What you need to do: Emit the data below verbatim, stripping out any pictures.

Records to process:
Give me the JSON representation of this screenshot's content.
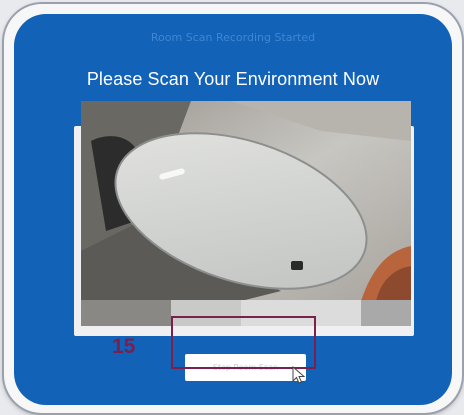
{
  "header": {
    "status_text": "Room Scan Recording Started",
    "title": "Please Scan Your Environment Now"
  },
  "scan": {
    "countdown": "15",
    "stop_button_label": "Stop Room Scan"
  },
  "icons": {
    "cursor": "pointer-cursor-icon"
  },
  "colors": {
    "panel_blue": "#1262b8",
    "highlight": "#7b1f4c",
    "frame": "#f7f7f8"
  }
}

Exercise output:
Give me the JSON representation of this screenshot's content.
{
  "header": {
    "status_text": "Room Scan Recording Started",
    "title": "Please Scan Your Environment Now"
  },
  "scan": {
    "countdown": "15",
    "stop_button_label": "Stop Room Scan"
  },
  "icons": {
    "cursor": "pointer-cursor-icon"
  },
  "colors": {
    "panel_blue": "#1262b8",
    "highlight": "#7b1f4c",
    "frame": "#f7f7f8"
  }
}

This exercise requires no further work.